*Listed entries*:
#####
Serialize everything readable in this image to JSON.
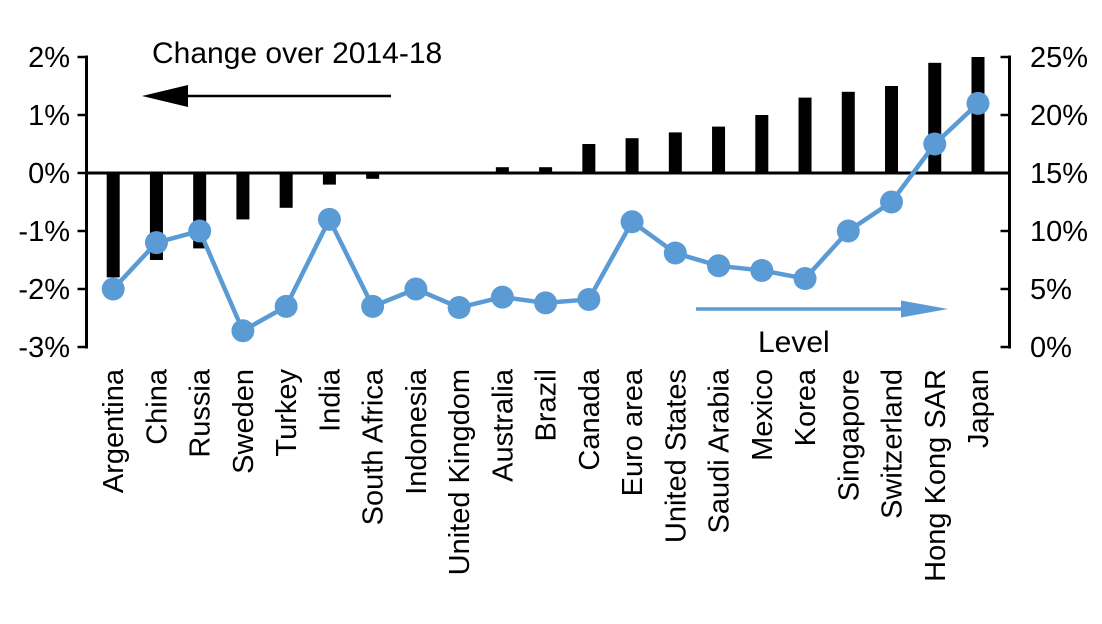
{
  "chart_data": {
    "type": "bar",
    "subtype": "dual-axis-bar-and-line",
    "title": "",
    "categories": [
      "Argentina",
      "China",
      "Russia",
      "Sweden",
      "Turkey",
      "India",
      "South Africa",
      "Indonesia",
      "United Kingdom",
      "Australia",
      "Brazil",
      "Canada",
      "Euro area",
      "United States",
      "Saudi Arabia",
      "Mexico",
      "Korea",
      "Singapore",
      "Switzerland",
      "Hong Kong SAR",
      "Japan"
    ],
    "series": [
      {
        "name": "Change over 2014-18",
        "type": "bar",
        "axis": "left",
        "color": "#000000",
        "values": [
          -1.8,
          -1.5,
          -1.3,
          -0.8,
          -0.6,
          -0.2,
          -0.1,
          0.0,
          0.0,
          0.1,
          0.1,
          0.5,
          0.6,
          0.7,
          0.8,
          1.0,
          1.3,
          1.4,
          1.5,
          1.9,
          2.0
        ]
      },
      {
        "name": "Level",
        "type": "line",
        "axis": "right",
        "color": "#5B9BD5",
        "values": [
          5.0,
          9.0,
          10.0,
          1.4,
          3.5,
          11.0,
          3.5,
          5.0,
          3.4,
          4.3,
          3.8,
          4.1,
          10.8,
          8.1,
          7.0,
          6.6,
          5.9,
          10.0,
          12.5,
          17.5,
          21.0
        ]
      }
    ],
    "left_axis": {
      "tick_labels": [
        "2%",
        "1%",
        "0%",
        "-1%",
        "-2%",
        "-3%"
      ],
      "tick_values": [
        2,
        1,
        0,
        -1,
        -2,
        -3
      ],
      "min": -3,
      "max": 2
    },
    "right_axis": {
      "tick_labels": [
        "25%",
        "20%",
        "15%",
        "10%",
        "5%",
        "0%"
      ],
      "tick_values": [
        25,
        20,
        15,
        10,
        5,
        0
      ],
      "min": 0,
      "max": 25
    },
    "annotations": {
      "change_label": "Change over 2014-18",
      "change_arrow_direction": "left",
      "level_label": "Level",
      "level_arrow_direction": "right"
    },
    "grid": false,
    "legend_position": "none"
  },
  "colors": {
    "bar": "#000000",
    "line": "#5B9BD5",
    "axis": "#000000",
    "background": "#FFFFFF",
    "text": "#000000"
  }
}
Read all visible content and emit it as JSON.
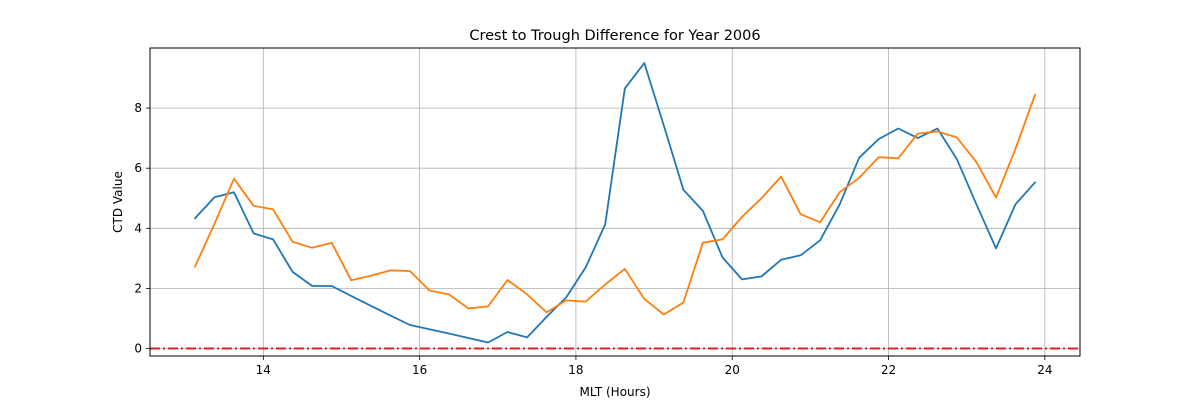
{
  "chart_data": {
    "type": "line",
    "title": "Crest to Trough Difference for Year 2006",
    "xlabel": "MLT (Hours)",
    "ylabel": "CTD Value",
    "xlim": [
      12.55,
      24.45
    ],
    "ylim": [
      -0.25,
      10.0
    ],
    "xticks": [
      14,
      16,
      18,
      20,
      22,
      24
    ],
    "yticks": [
      0,
      2,
      4,
      6,
      8
    ],
    "grid": true,
    "reference_line": {
      "y": 0,
      "color": "#d62728",
      "style": "dashdot"
    },
    "series": [
      {
        "color": "#1f77b4",
        "x": [
          13.125,
          13.375,
          13.625,
          13.875,
          14.125,
          14.375,
          14.625,
          14.875,
          15.125,
          15.375,
          15.625,
          15.875,
          16.125,
          16.375,
          16.625,
          16.875,
          17.125,
          17.375,
          17.625,
          17.875,
          18.125,
          18.375,
          18.625,
          18.875,
          19.125,
          19.375,
          19.625,
          19.875,
          20.125,
          20.375,
          20.625,
          20.875,
          21.125,
          21.375,
          21.625,
          21.875,
          22.125,
          22.375,
          22.625,
          22.875,
          23.125,
          23.375,
          23.625,
          23.875
        ],
        "y": [
          4.33,
          5.03,
          5.2,
          3.83,
          3.63,
          2.55,
          2.08,
          2.08,
          1.75,
          1.42,
          1.1,
          0.78,
          0.64,
          0.5,
          0.35,
          0.2,
          0.55,
          0.37,
          1.05,
          1.7,
          2.7,
          4.13,
          8.65,
          9.5,
          7.42,
          5.28,
          4.58,
          3.03,
          2.3,
          2.4,
          2.95,
          3.1,
          3.6,
          4.8,
          6.35,
          6.97,
          7.32,
          7.0,
          7.32,
          6.3,
          4.8,
          3.33,
          4.8,
          5.53
        ]
      },
      {
        "color": "#ff7f0e",
        "x": [
          13.125,
          13.375,
          13.625,
          13.875,
          14.125,
          14.375,
          14.625,
          14.875,
          15.125,
          15.375,
          15.625,
          15.875,
          16.125,
          16.375,
          16.625,
          16.875,
          17.125,
          17.375,
          17.625,
          17.875,
          18.125,
          18.375,
          18.625,
          18.875,
          19.125,
          19.375,
          19.625,
          19.875,
          20.125,
          20.375,
          20.625,
          20.875,
          21.125,
          21.375,
          21.625,
          21.875,
          22.125,
          22.375,
          22.625,
          22.875,
          23.125,
          23.375,
          23.625,
          23.875
        ],
        "y": [
          2.72,
          4.15,
          5.65,
          4.75,
          4.63,
          3.55,
          3.35,
          3.52,
          2.27,
          2.42,
          2.6,
          2.58,
          1.93,
          1.8,
          1.33,
          1.4,
          2.28,
          1.8,
          1.2,
          1.6,
          1.56,
          2.13,
          2.65,
          1.65,
          1.13,
          1.53,
          3.52,
          3.63,
          4.38,
          5.0,
          5.72,
          4.47,
          4.2,
          5.2,
          5.68,
          6.37,
          6.33,
          7.15,
          7.22,
          7.02,
          6.2,
          5.02,
          6.65,
          8.45
        ]
      }
    ]
  }
}
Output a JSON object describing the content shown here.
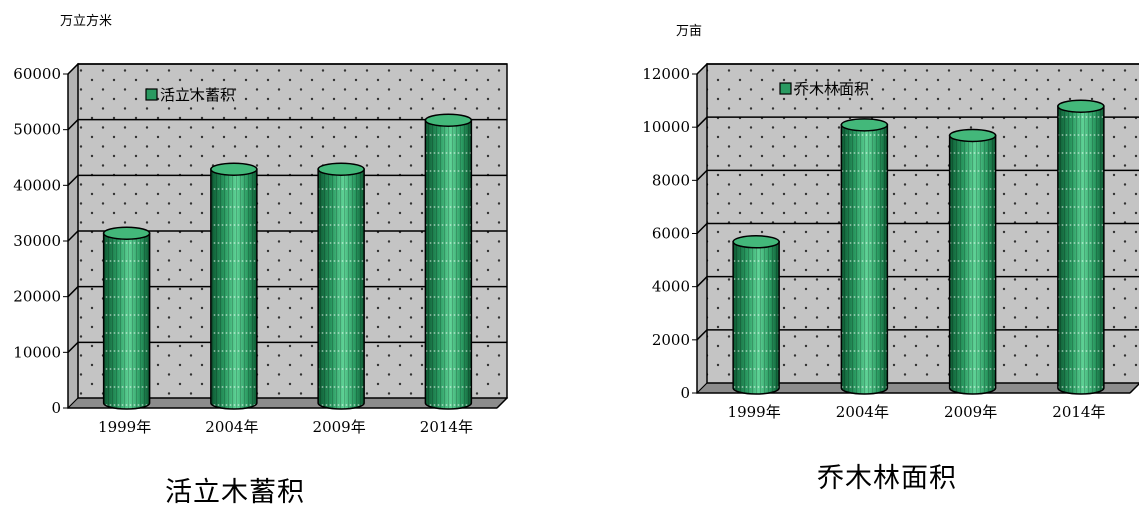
{
  "colors": {
    "bar_front": "#2a9a61",
    "bar_dark": "#0d5a33",
    "bar_light": "#5fd296",
    "bar_top": "#43b87a",
    "wall": "#c4c4c4",
    "floor": "#8c8c8c",
    "dots": "#ffffff"
  },
  "chart_data": [
    {
      "type": "bar",
      "unit": "万立方米",
      "title": "活立木蓄积",
      "categories": [
        "1999年",
        "2004年",
        "2009年",
        "2014年"
      ],
      "series": [
        {
          "name": "活立木蓄积",
          "values": [
            30500,
            42000,
            42000,
            50800
          ]
        }
      ],
      "ylim": [
        0,
        60000
      ],
      "yticks": [
        0,
        10000,
        20000,
        30000,
        40000,
        50000,
        60000
      ],
      "grid": true,
      "legend_position": "top-left"
    },
    {
      "type": "bar",
      "unit": "万亩",
      "title": "乔木林面积",
      "categories": [
        "1999年",
        "2004年",
        "2009年",
        "2014年"
      ],
      "series": [
        {
          "name": "乔木林面积",
          "values": [
            5500,
            9900,
            9500,
            10600
          ]
        }
      ],
      "ylim": [
        0,
        12000
      ],
      "yticks": [
        0,
        2000,
        4000,
        6000,
        8000,
        10000,
        12000
      ],
      "grid": true,
      "legend_position": "top-left"
    }
  ]
}
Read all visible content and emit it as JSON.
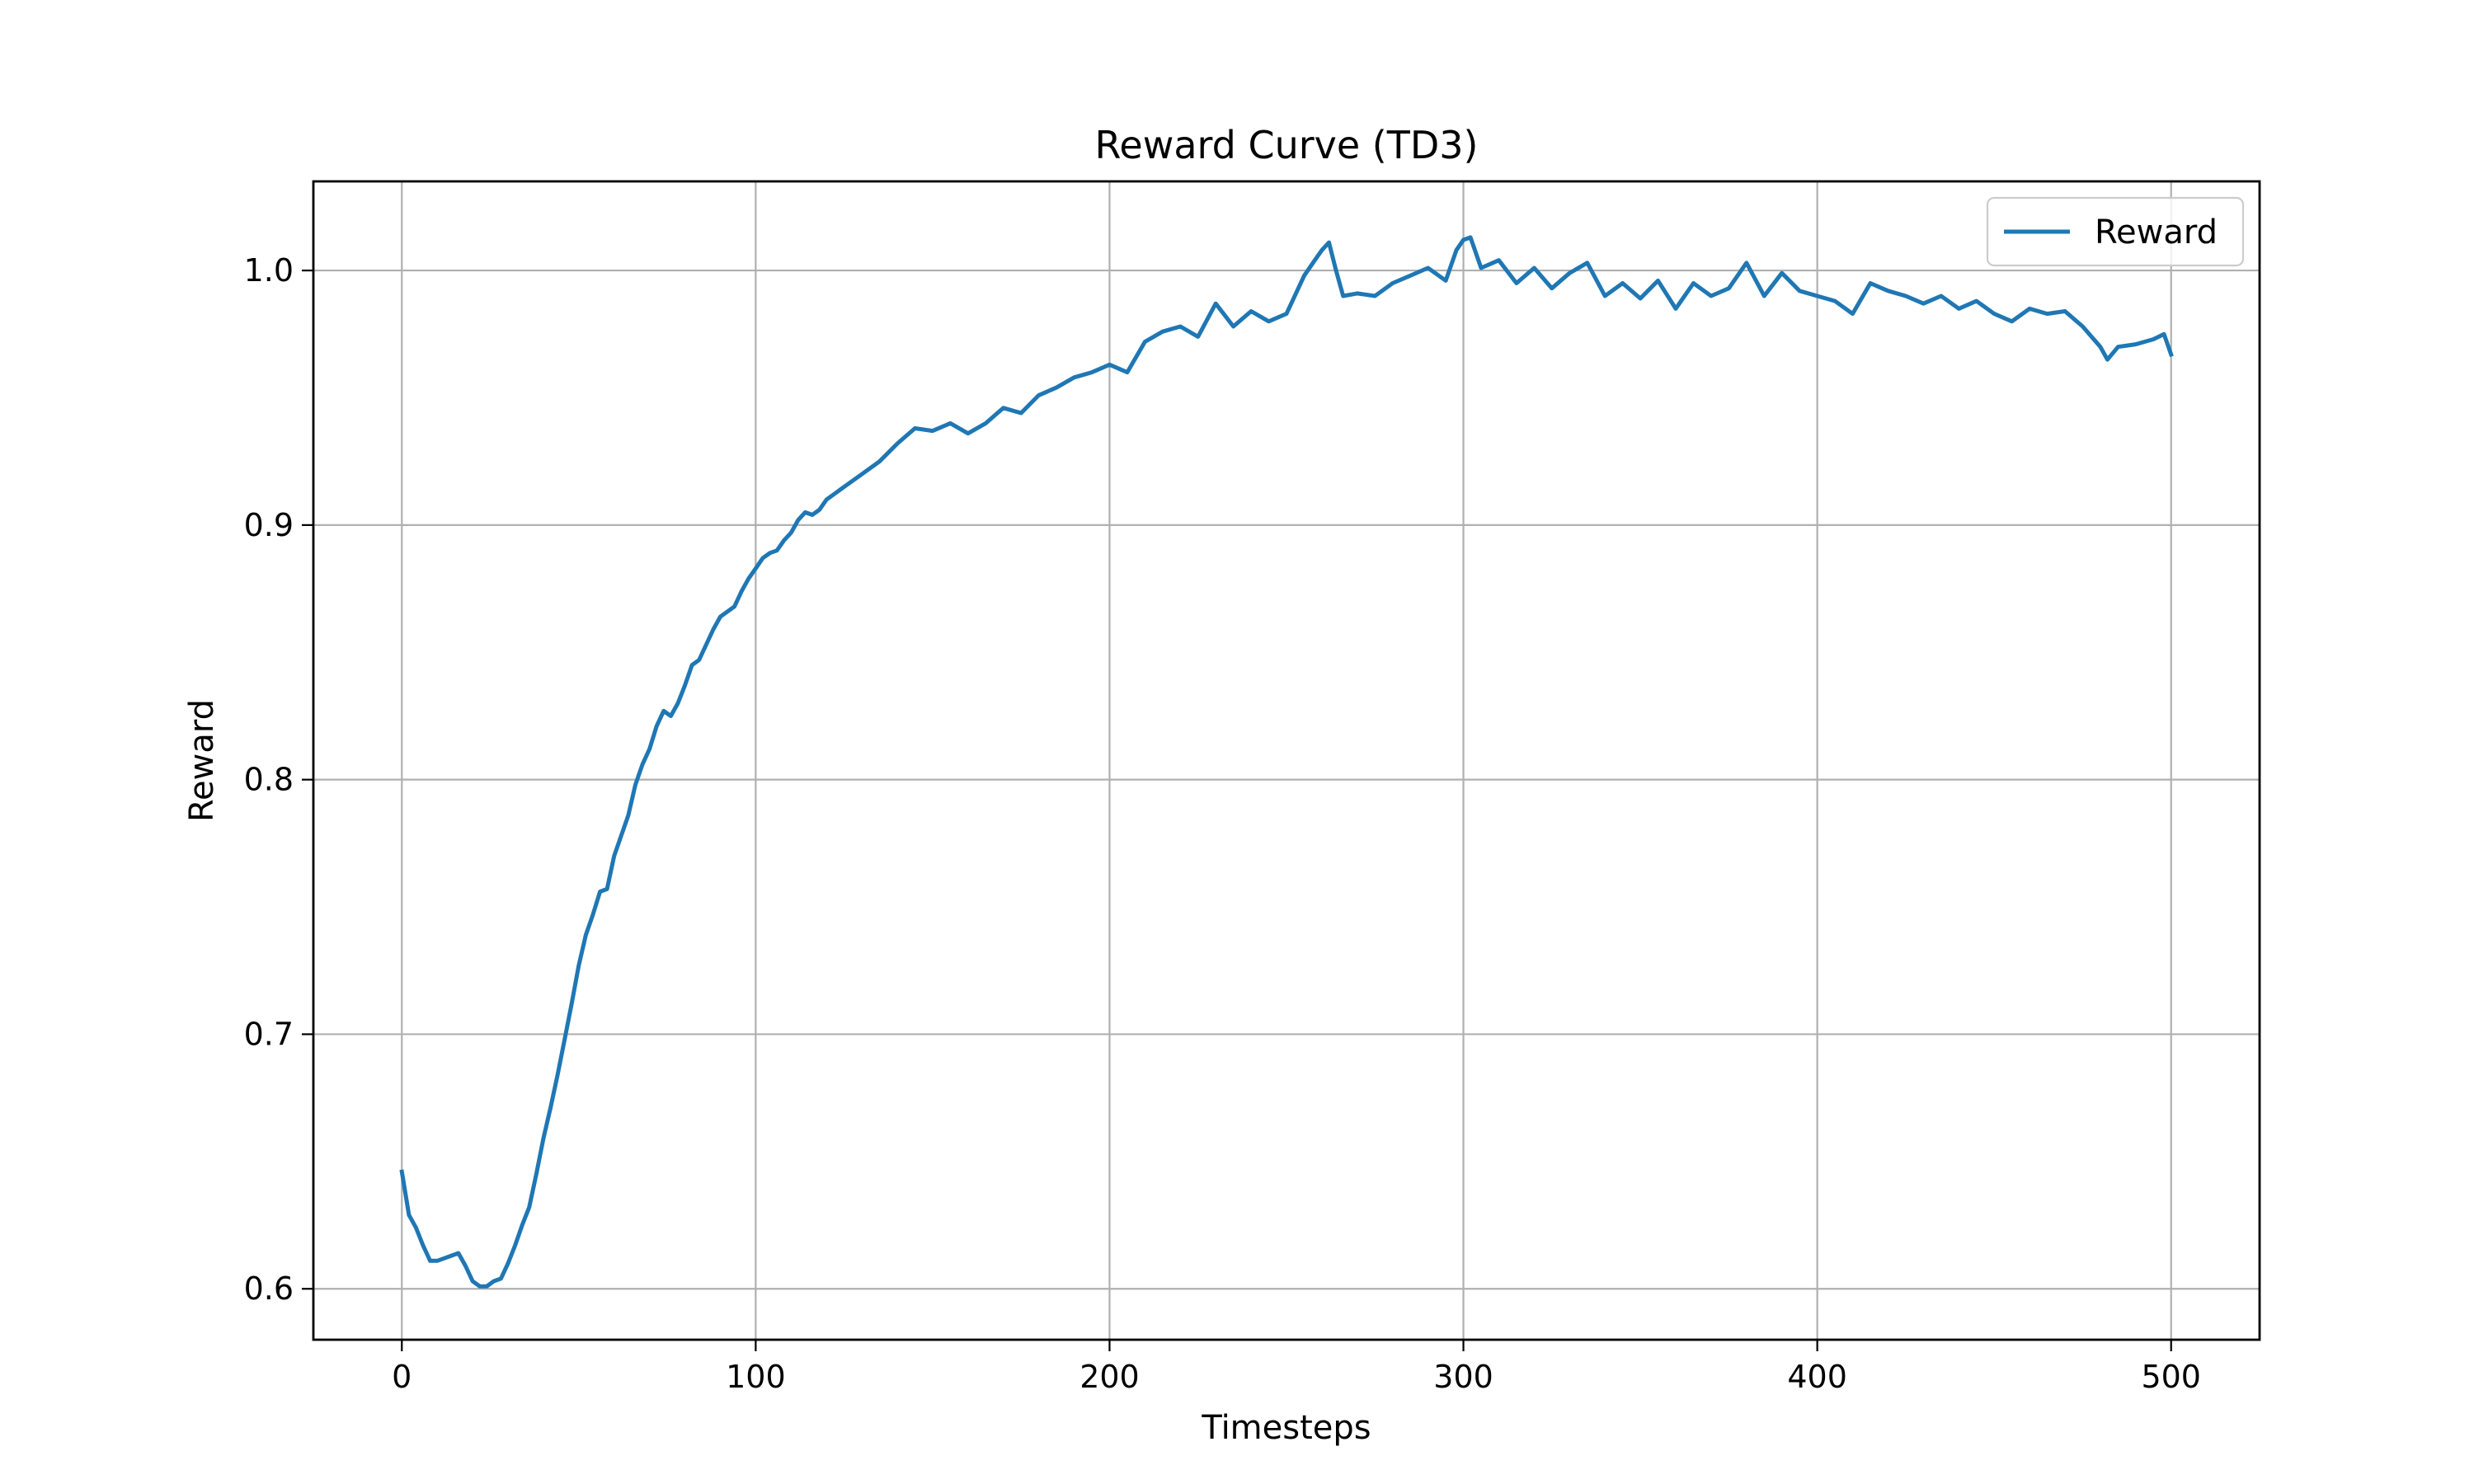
#####
*Exercise objective*:
Every record gets retyped exactly; no picture goes into the copy.

*Task result*:
Serialize everything readable in this image to JSON.
{
  "chart_data": {
    "type": "bar",
    "subtype": "dual-axis-bar-and-line",
    "title": "",
    "categories": [
      "Argentina",
      "China",
      "Russia",
      "Sweden",
      "Turkey",
      "India",
      "South Africa",
      "Indonesia",
      "United Kingdom",
      "Australia",
      "Brazil",
      "Canada",
      "Euro area",
      "United States",
      "Saudi Arabia",
      "Mexico",
      "Korea",
      "Singapore",
      "Switzerland",
      "Hong Kong SAR",
      "Japan"
    ],
    "series": [
      {
        "name": "Change over 2014-18",
        "type": "bar",
        "axis": "left",
        "color": "#000000",
        "values": [
          -1.8,
          -1.5,
          -1.3,
          -0.8,
          -0.6,
          -0.2,
          -0.1,
          0.0,
          0.0,
          0.1,
          0.1,
          0.5,
          0.6,
          0.7,
          0.8,
          1.0,
          1.3,
          1.4,
          1.5,
          1.9,
          2.0
        ]
      },
      {
        "name": "Level",
        "type": "line",
        "axis": "right",
        "color": "#5B9BD5",
        "values": [
          5.0,
          9.0,
          10.0,
          1.4,
          3.5,
          11.0,
          3.5,
          5.0,
          3.4,
          4.3,
          3.8,
          4.1,
          10.8,
          8.1,
          7.0,
          6.6,
          5.9,
          10.0,
          12.5,
          17.5,
          21.0
        ]
      }
    ],
    "left_axis": {
      "tick_labels": [
        "2%",
        "1%",
        "0%",
        "-1%",
        "-2%",
        "-3%"
      ],
      "tick_values": [
        2,
        1,
        0,
        -1,
        -2,
        -3
      ],
      "min": -3,
      "max": 2
    },
    "right_axis": {
      "tick_labels": [
        "25%",
        "20%",
        "15%",
        "10%",
        "5%",
        "0%"
      ],
      "tick_values": [
        25,
        20,
        15,
        10,
        5,
        0
      ],
      "min": 0,
      "max": 25
    },
    "annotations": {
      "change_label": "Change over 2014-18",
      "change_arrow_direction": "left",
      "level_label": "Level",
      "level_arrow_direction": "right"
    },
    "grid": false,
    "legend_position": "none"
  },
  "colors": {
    "bar": "#000000",
    "line": "#5B9BD5",
    "axis": "#000000",
    "background": "#FFFFFF",
    "text": "#000000"
  }
}
Read all visible content and emit it as JSON.
{
  "chart_data": {
    "type": "line",
    "title": "Crest to Trough Difference for Year 2006",
    "xlabel": "MLT (Hours)",
    "ylabel": "CTD Value",
    "xlim": [
      12.55,
      24.45
    ],
    "ylim": [
      -0.25,
      10.0
    ],
    "xticks": [
      14,
      16,
      18,
      20,
      22,
      24
    ],
    "yticks": [
      0,
      2,
      4,
      6,
      8
    ],
    "grid": true,
    "reference_line": {
      "y": 0,
      "color": "#d62728",
      "style": "dashdot"
    },
    "series": [
      {
        "color": "#1f77b4",
        "x": [
          13.125,
          13.375,
          13.625,
          13.875,
          14.125,
          14.375,
          14.625,
          14.875,
          15.125,
          15.375,
          15.625,
          15.875,
          16.125,
          16.375,
          16.625,
          16.875,
          17.125,
          17.375,
          17.625,
          17.875,
          18.125,
          18.375,
          18.625,
          18.875,
          19.125,
          19.375,
          19.625,
          19.875,
          20.125,
          20.375,
          20.625,
          20.875,
          21.125,
          21.375,
          21.625,
          21.875,
          22.125,
          22.375,
          22.625,
          22.875,
          23.125,
          23.375,
          23.625,
          23.875
        ],
        "y": [
          4.33,
          5.03,
          5.2,
          3.83,
          3.63,
          2.55,
          2.08,
          2.08,
          1.75,
          1.42,
          1.1,
          0.78,
          0.64,
          0.5,
          0.35,
          0.2,
          0.55,
          0.37,
          1.05,
          1.7,
          2.7,
          4.13,
          8.65,
          9.5,
          7.42,
          5.28,
          4.58,
          3.03,
          2.3,
          2.4,
          2.95,
          3.1,
          3.6,
          4.8,
          6.35,
          6.97,
          7.32,
          7.0,
          7.32,
          6.3,
          4.8,
          3.33,
          4.8,
          5.53
        ]
      },
      {
        "color": "#ff7f0e",
        "x": [
          13.125,
          13.375,
          13.625,
          13.875,
          14.125,
          14.375,
          14.625,
          14.875,
          15.125,
          15.375,
          15.625,
          15.875,
          16.125,
          16.375,
          16.625,
          16.875,
          17.125,
          17.375,
          17.625,
          17.875,
          18.125,
          18.375,
          18.625,
          18.875,
          19.125,
          19.375,
          19.625,
          19.875,
          20.125,
          20.375,
          20.625,
          20.875,
          21.125,
          21.375,
          21.625,
          21.875,
          22.125,
          22.375,
          22.625,
          22.875,
          23.125,
          23.375,
          23.625,
          23.875
        ],
        "y": [
          2.72,
          4.15,
          5.65,
          4.75,
          4.63,
          3.55,
          3.35,
          3.52,
          2.27,
          2.42,
          2.6,
          2.58,
          1.93,
          1.8,
          1.33,
          1.4,
          2.28,
          1.8,
          1.2,
          1.6,
          1.56,
          2.13,
          2.65,
          1.65,
          1.13,
          1.53,
          3.52,
          3.63,
          4.38,
          5.0,
          5.72,
          4.47,
          4.2,
          5.2,
          5.68,
          6.37,
          6.33,
          7.15,
          7.22,
          7.02,
          6.2,
          5.02,
          6.65,
          8.45
        ]
      }
    ]
  }
}
Output a JSON object describing the content shown here.
{
  "colors": {
    "bar_front": "#2a9a61",
    "bar_dark": "#0d5a33",
    "bar_light": "#5fd296",
    "bar_top": "#43b87a",
    "wall": "#c4c4c4",
    "floor": "#8c8c8c",
    "dots": "#ffffff"
  },
  "chart_data": [
    {
      "type": "bar",
      "unit": "万立方米",
      "title": "活立木蓄积",
      "categories": [
        "1999年",
        "2004年",
        "2009年",
        "2014年"
      ],
      "series": [
        {
          "name": "活立木蓄积",
          "values": [
            30500,
            42000,
            42000,
            50800
          ]
        }
      ],
      "ylim": [
        0,
        60000
      ],
      "yticks": [
        0,
        10000,
        20000,
        30000,
        40000,
        50000,
        60000
      ],
      "grid": true,
      "legend_position": "top-left"
    },
    {
      "type": "bar",
      "unit": "万亩",
      "title": "乔木林面积",
      "categories": [
        "1999年",
        "2004年",
        "2009年",
        "2014年"
      ],
      "series": [
        {
          "name": "乔木林面积",
          "values": [
            5500,
            9900,
            9500,
            10600
          ]
        }
      ],
      "ylim": [
        0,
        12000
      ],
      "yticks": [
        0,
        2000,
        4000,
        6000,
        8000,
        10000,
        12000
      ],
      "grid": true,
      "legend_position": "top-left"
    }
  ]
}
Read all visible content and emit it as JSON.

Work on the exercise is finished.